• [What to produce]: Please reproduce every one of the items below word for word.

• [Supplied material]:
+++

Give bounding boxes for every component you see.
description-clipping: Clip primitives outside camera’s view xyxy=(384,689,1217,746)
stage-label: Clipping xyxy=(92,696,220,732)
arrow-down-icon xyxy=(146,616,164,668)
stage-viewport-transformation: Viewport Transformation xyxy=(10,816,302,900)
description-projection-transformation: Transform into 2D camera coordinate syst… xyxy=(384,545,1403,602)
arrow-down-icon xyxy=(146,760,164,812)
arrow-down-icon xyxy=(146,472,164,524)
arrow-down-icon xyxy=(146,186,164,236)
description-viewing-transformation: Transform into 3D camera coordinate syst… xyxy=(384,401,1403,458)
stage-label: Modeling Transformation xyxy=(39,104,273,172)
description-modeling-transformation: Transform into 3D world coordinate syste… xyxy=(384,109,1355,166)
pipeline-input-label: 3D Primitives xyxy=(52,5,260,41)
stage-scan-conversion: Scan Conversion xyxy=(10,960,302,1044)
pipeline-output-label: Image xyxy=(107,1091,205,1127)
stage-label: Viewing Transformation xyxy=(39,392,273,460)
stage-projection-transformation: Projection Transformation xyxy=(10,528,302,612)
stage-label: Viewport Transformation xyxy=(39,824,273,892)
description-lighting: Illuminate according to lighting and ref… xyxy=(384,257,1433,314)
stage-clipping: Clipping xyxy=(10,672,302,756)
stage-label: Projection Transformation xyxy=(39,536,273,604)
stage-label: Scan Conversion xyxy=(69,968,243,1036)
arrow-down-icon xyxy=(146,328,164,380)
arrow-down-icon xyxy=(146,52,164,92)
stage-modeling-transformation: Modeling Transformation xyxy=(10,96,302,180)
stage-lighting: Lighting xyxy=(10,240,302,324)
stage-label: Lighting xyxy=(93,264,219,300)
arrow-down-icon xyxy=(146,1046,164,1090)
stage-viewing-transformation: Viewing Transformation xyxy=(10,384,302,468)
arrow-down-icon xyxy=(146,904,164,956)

+++

• [The answer]:
Give bounding boxes for every component you see.
description-clipping: Clip primitives outside camera’s view xyxy=(384,689,1217,746)
stage-label: Clipping xyxy=(92,696,220,732)
arrow-down-icon xyxy=(146,616,164,668)
stage-viewport-transformation: Viewport Transformation xyxy=(10,816,302,900)
description-projection-transformation: Transform into 2D camera coordinate syst… xyxy=(384,545,1403,602)
arrow-down-icon xyxy=(146,760,164,812)
arrow-down-icon xyxy=(146,472,164,524)
arrow-down-icon xyxy=(146,186,164,236)
description-viewing-transformation: Transform into 3D camera coordinate syst… xyxy=(384,401,1403,458)
stage-label: Modeling Transformation xyxy=(39,104,273,172)
description-modeling-transformation: Transform into 3D world coordinate syste… xyxy=(384,109,1355,166)
pipeline-input-label: 3D Primitives xyxy=(52,5,260,41)
stage-scan-conversion: Scan Conversion xyxy=(10,960,302,1044)
pipeline-output-label: Image xyxy=(107,1091,205,1127)
stage-label: Viewing Transformation xyxy=(39,392,273,460)
stage-projection-transformation: Projection Transformation xyxy=(10,528,302,612)
stage-label: Viewport Transformation xyxy=(39,824,273,892)
description-lighting: Illuminate according to lighting and ref… xyxy=(384,257,1433,314)
stage-clipping: Clipping xyxy=(10,672,302,756)
stage-label: Projection Transformation xyxy=(39,536,273,604)
stage-label: Scan Conversion xyxy=(69,968,243,1036)
arrow-down-icon xyxy=(146,328,164,380)
arrow-down-icon xyxy=(146,52,164,92)
stage-modeling-transformation: Modeling Transformation xyxy=(10,96,302,180)
stage-lighting: Lighting xyxy=(10,240,302,324)
stage-label: Lighting xyxy=(93,264,219,300)
arrow-down-icon xyxy=(146,1046,164,1090)
stage-viewing-transformation: Viewing Transformation xyxy=(10,384,302,468)
arrow-down-icon xyxy=(146,904,164,956)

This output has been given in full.